▸ Excerpt from a dataset:
::::::::::

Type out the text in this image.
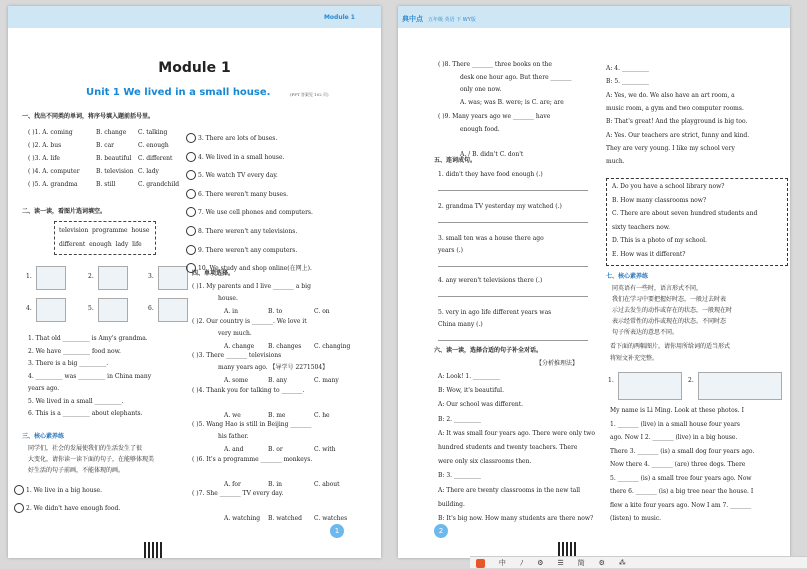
Module 1
Module 1
Unit 1 We lived in a small house.	(PPT 答案见 102 页)
一、找出不同类的单词，将序号填入题前括号里。
二、读一读，看图片选词填空。
television programme house
different enough lady life
三、核心素养练
四、单项选择。
1
( )1. A. coming	B. change C. talking
( )2. A. bus	B. car	C. enough
( )3. A. life	B. beautiful C. different
( )4. A. computer	B. television C. lady
( )5. A. grandma	B. still	C. grandchild
1.	2.	3.
4.	5.	6.
1. That old _________ is Amy's grandma.
2. We have _________ food now.
3. There is a big _________.
4. _________ was _________ in China many
years ago.
5. We lived in a small _________.
6. This is a _________ about elephants.
同学们，社会的发展使我们的生活发生了很
大变化，请你读一读下面的句子，在能够体现美
好生活的句子前画，不能体现的画。
1. We live in a big house.
2. We didn't have enough food.
3. There are lots of buses.
4. We lived in a small house.
5. We watch TV every day.
6. There weren't many buses.
7. We use cell phones and computers.
8. There weren't any televisions.
9. There weren't any computers.
10. We study and shop online(在网上).
( )1. My parents and I live _______ a big
house.
A. in	B. to	C. on
( )2. Our country is _______. We love it
very much.
A. change B. changes C. changing
( )3. There _______ televisions
many years ago. 【导学号 2271504】
A. some	B. any	C. many
( )4. Thank you for talking to _______.
A. we	B. me	C. he
( )5. Wang Hao is still in Beijing _______
his father.
A. and	B. or	C. with
( )6. It's a programme _______ monkeys.
A. for	B. in	C. about
( )7. She _______ TV every day.
A. watching B. watched C. watches
典中点 五年级 英语 下 WY版
五、连词成句。
六、读一读，选择合适的句子补全对话。
【分析推理法】
七、核心素养练
1.	2.
2
( )8. There _______ three books on the
desk one hour ago. But there _______
only one now.
A. was; was B. were; is C. are; are
( )9. Many years ago we _______ have
enough food.
A. / B. didn't C. don't
1. didn't they have food enough (.)
2. grandma TV yesterday my watched (.)
3. small ten was a house there ago
years (.)
4. any weren't televisions there (.)
5. very in ago life different years was
China many (.)
A: Look! 1. _________
B: Wow, it's beautiful.
A: Our school was different.
B: 2. _________
A: It was small four years ago. There were only two
hundred students and twenty teachers. There
were only six classrooms then.
B: 3. _________
A: There are twenty classrooms in the new tall
building.
B: It's big now. How many students are there now?
A: 4. _________
B: 5. _________
A: Yes, we do. We also have an art room, a
music room, a gym and two computer rooms.
B: That's great! And the playground is big too.
A: Yes. Our teachers are strict, funny and kind.
They are very young. I like my school very
much.
A. Do you have a school library now?
B. How many classrooms now?
C. There are about seven hundred students and
sixty teachers now.
D. This is a photo of my school.
E. How was it different?
同英语有一些时，语言形式不同，
我们在学习中要把握好时态，一般过去时表
示过去发生的动作或存在的状态，一般现在时
表示经常性的动作或现在的状态。不同时态
句子所表达的意思不同。
看下面的两幅图片，请你用所给词的适当形式
将短文补充完整。
My name is Li Ming. Look at these photos. I
1. _______ (live) in a small house four years
ago. Now I 2. _______ (live) in a big house.
There 3. _______ (is) a small dog four years ago.
Now there 4. _______ (are) three dogs. There
5. _______ (is) a small tree four years ago. Now
there 6. _______ (is) a big tree near the house. I
flew a kite four years ago. Now I am 7. _______
(listen) to music.
中 ﾉ ⚙ ☰ 简 ⚙ ⁂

::::::::::

▸ Problem statement:
Output every entry word for word, but omit the pictures.

▸ Exercise answer:
Type out the text in this image.
Module 1
Module 1
Unit 1 We lived in a small house.	(PPT 答案见 102 页)
一、找出不同类的单词，将序号填入题前括号里。
二、读一读，看图片选词填空。
television programme house
different enough lady life
三、核心素养练
四、单项选择。
1
( )1. A. coming	B. change C. talking
( )2. A. bus	B. car	C. enough
( )3. A. life	B. beautiful C. different
( )4. A. computer	B. television C. lady
( )5. A. grandma	B. still	C. grandchild
1.	2.	3.
4.	5.	6.
1. That old _________ is Amy's grandma.
2. We have _________ food now.
3. There is a big _________.
4. _________ was _________ in China many
years ago.
5. We lived in a small _________.
6. This is a _________ about elephants.
同学们，社会的发展使我们的生活发生了很
大变化，请你读一读下面的句子，在能够体现美
好生活的句子前画，不能体现的画。
1. We live in a big house.
2. We didn't have enough food.
3. There are lots of buses.
4. We lived in a small house.
5. We watch TV every day.
6. There weren't many buses.
7. We use cell phones and computers.
8. There weren't any televisions.
9. There weren't any computers.
10. We study and shop online(在网上).
( )1. My parents and I live _______ a big
house.
A. in	B. to	C. on
( )2. Our country is _______. We love it
very much.
A. change B. changes C. changing
( )3. There _______ televisions
many years ago. 【导学号 2271504】
A. some	B. any	C. many
( )4. Thank you for talking to _______.
A. we	B. me	C. he
( )5. Wang Hao is still in Beijing _______
his father.
A. and	B. or	C. with
( )6. It's a programme _______ monkeys.
A. for	B. in	C. about
( )7. She _______ TV every day.
A. watching B. watched C. watches
典中点 五年级 英语 下 WY版
五、连词成句。
六、读一读，选择合适的句子补全对话。
【分析推理法】
七、核心素养练
1.	2.
2
( )8. There _______ three books on the
desk one hour ago. But there _______
only one now.
A. was; was B. were; is C. are; are
( )9. Many years ago we _______ have
enough food.
A. / B. didn't C. don't
1. didn't they have food enough (.)
2. grandma TV yesterday my watched (.)
3. small ten was a house there ago
years (.)
4. any weren't televisions there (.)
5. very in ago life different years was
China many (.)
A: Look! 1. _________
B: Wow, it's beautiful.
A: Our school was different.
B: 2. _________
A: It was small four years ago. There were only two
hundred students and twenty teachers. There
were only six classrooms then.
B: 3. _________
A: There are twenty classrooms in the new tall
building.
B: It's big now. How many students are there now?
A: 4. _________
B: 5. _________
A: Yes, we do. We also have an art room, a
music room, a gym and two computer rooms.
B: That's great! And the playground is big too.
A: Yes. Our teachers are strict, funny and kind.
They are very young. I like my school very
much.
A. Do you have a school library now?
B. How many classrooms now?
C. There are about seven hundred students and
sixty teachers now.
D. This is a photo of my school.
E. How was it different?
同英语有一些时，语言形式不同，
我们在学习中要把握好时态，一般过去时表
示过去发生的动作或存在的状态，一般现在时
表示经常性的动作或现在的状态。不同时态
句子所表达的意思不同。
看下面的两幅图片，请你用所给词的适当形式
将短文补充完整。
My name is Li Ming. Look at these photos. I
1. _______ (live) in a small house four years
ago. Now I 2. _______ (live) in a big house.
There 3. _______ (is) a small dog four years ago.
Now there 4. _______ (are) three dogs. There
5. _______ (is) a small tree four years ago. Now
there 6. _______ (is) a big tree near the house. I
flew a kite four years ago. Now I am 7. _______
(listen) to music.
中 ﾉ ⚙ ☰ 简 ⚙ ⁂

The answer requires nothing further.